TO DO
Take every line that has the string "this" and copy it out.

EXTRACTED ENTRIES
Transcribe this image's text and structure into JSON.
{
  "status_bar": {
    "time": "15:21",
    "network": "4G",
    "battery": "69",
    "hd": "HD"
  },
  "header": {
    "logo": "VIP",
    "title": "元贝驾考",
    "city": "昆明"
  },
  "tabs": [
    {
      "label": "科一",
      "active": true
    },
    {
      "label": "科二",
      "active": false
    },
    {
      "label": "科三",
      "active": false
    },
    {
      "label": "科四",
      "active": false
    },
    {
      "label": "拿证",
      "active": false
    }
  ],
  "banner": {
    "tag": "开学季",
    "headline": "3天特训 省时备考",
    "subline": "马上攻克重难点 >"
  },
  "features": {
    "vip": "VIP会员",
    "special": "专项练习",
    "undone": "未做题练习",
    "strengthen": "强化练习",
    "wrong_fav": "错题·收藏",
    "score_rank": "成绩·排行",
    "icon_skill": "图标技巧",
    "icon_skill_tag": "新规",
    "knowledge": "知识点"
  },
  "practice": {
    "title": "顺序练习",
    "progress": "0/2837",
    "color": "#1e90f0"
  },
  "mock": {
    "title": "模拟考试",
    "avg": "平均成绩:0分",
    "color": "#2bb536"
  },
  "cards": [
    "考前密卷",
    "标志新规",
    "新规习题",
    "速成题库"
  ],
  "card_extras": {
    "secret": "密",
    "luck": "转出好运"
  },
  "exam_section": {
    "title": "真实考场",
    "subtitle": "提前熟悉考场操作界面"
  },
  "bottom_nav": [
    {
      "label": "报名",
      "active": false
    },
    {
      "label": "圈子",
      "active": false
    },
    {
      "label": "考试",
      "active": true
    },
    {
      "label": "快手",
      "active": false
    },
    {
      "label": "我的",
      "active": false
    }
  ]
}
...
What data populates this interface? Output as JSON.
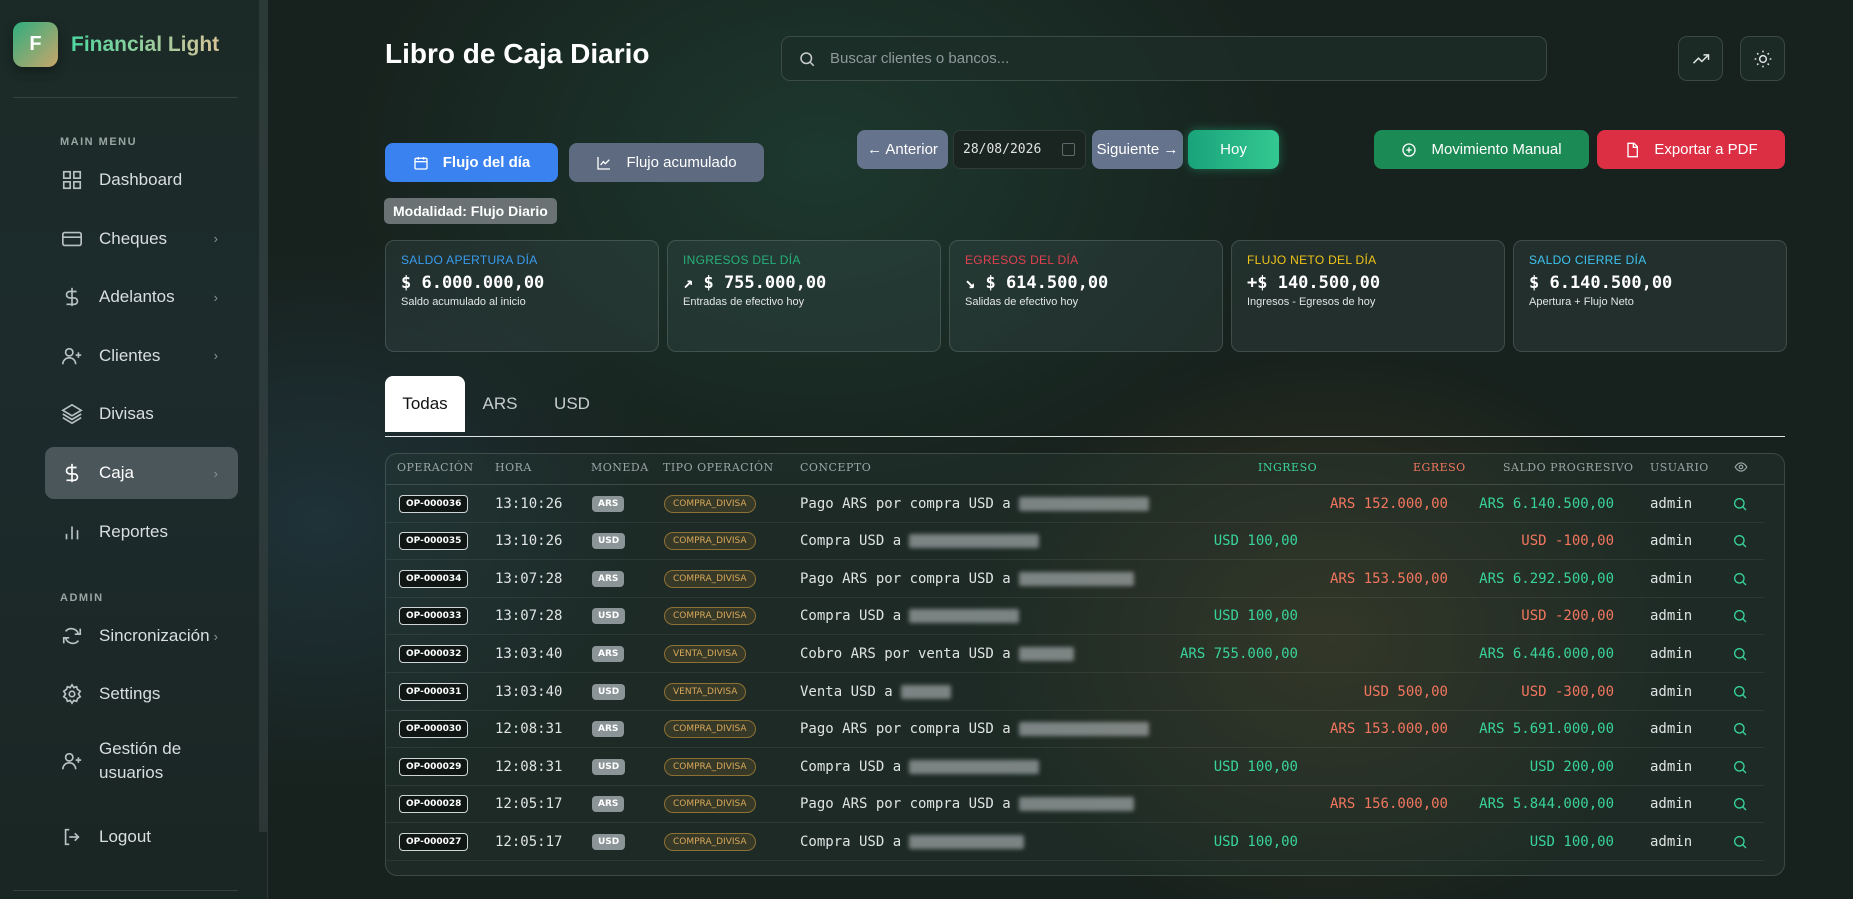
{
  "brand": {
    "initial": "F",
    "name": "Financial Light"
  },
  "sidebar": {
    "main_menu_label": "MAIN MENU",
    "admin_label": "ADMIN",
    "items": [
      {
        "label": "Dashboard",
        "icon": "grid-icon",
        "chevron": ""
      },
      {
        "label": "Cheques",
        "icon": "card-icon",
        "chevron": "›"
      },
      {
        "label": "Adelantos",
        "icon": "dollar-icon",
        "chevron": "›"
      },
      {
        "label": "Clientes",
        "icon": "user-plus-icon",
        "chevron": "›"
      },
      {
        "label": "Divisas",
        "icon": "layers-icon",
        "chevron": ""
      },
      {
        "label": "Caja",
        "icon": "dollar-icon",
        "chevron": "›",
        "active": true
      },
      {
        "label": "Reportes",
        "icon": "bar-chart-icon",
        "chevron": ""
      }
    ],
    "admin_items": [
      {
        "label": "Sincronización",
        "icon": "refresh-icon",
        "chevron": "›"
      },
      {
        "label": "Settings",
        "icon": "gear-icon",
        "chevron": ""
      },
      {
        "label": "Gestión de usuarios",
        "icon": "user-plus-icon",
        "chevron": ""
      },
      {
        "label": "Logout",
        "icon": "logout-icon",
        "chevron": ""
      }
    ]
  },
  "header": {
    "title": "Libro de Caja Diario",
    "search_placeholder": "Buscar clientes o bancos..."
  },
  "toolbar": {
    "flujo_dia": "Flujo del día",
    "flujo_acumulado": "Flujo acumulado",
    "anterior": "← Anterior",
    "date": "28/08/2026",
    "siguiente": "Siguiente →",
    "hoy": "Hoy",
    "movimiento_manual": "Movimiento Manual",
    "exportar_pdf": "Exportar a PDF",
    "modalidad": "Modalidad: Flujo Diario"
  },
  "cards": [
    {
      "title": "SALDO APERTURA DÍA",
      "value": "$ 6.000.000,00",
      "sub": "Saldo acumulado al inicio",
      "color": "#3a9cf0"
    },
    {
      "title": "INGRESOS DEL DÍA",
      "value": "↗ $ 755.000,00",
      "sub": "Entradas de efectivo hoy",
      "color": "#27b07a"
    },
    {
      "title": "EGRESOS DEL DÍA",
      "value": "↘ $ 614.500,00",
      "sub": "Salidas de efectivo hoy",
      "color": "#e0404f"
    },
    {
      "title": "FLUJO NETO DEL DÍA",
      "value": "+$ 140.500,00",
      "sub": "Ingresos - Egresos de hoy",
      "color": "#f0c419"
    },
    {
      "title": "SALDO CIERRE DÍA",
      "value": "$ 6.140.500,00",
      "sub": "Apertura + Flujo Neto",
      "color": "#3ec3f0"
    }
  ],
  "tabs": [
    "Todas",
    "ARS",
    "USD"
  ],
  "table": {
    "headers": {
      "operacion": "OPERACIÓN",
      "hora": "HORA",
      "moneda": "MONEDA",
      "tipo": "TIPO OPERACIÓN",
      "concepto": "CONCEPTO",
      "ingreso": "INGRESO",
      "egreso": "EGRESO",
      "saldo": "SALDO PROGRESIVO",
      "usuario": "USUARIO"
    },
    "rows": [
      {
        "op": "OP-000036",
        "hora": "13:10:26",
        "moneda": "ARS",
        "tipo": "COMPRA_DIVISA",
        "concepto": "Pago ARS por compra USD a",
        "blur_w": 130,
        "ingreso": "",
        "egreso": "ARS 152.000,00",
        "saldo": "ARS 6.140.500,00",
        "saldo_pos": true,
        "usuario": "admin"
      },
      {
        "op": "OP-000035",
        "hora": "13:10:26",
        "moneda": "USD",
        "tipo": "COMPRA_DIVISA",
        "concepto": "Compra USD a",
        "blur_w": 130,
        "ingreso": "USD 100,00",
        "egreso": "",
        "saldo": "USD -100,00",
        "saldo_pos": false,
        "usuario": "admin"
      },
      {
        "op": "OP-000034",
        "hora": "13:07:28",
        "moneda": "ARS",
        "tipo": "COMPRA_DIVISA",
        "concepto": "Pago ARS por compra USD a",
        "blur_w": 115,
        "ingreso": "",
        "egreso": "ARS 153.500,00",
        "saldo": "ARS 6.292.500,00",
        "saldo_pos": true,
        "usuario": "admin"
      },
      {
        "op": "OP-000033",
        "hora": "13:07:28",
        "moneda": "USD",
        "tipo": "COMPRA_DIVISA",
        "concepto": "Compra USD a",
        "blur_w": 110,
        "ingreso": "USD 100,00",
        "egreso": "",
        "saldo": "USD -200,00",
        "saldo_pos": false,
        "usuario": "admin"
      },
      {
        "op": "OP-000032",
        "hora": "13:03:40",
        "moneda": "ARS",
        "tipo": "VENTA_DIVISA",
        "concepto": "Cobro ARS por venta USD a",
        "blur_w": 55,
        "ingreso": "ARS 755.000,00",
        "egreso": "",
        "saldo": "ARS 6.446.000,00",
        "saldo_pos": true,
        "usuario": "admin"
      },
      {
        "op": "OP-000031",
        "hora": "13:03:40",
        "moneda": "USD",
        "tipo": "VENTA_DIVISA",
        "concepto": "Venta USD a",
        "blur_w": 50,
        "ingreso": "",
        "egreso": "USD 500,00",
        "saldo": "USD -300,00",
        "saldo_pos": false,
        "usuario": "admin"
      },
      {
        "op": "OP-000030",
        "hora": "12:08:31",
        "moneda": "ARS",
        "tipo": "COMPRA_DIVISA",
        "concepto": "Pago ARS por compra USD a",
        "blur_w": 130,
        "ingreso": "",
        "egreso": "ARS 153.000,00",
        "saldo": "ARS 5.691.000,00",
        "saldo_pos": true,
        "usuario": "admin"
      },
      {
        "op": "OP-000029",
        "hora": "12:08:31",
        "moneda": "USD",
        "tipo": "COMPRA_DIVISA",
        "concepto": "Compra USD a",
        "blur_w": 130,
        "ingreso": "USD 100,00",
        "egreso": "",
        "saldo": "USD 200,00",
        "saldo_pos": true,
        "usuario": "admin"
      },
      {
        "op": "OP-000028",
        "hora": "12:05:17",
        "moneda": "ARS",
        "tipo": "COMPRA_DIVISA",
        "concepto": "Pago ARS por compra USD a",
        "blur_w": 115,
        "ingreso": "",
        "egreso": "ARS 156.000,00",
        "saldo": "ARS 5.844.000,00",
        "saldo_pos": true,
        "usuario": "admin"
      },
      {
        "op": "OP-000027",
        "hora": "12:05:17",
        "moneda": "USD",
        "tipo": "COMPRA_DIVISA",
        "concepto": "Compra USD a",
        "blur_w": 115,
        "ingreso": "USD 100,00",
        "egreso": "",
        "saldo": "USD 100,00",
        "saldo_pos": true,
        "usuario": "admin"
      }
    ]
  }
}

THE SOLUTION
Transcribe this image's text and structure into JSON.
What data populates this interface? Output as JSON.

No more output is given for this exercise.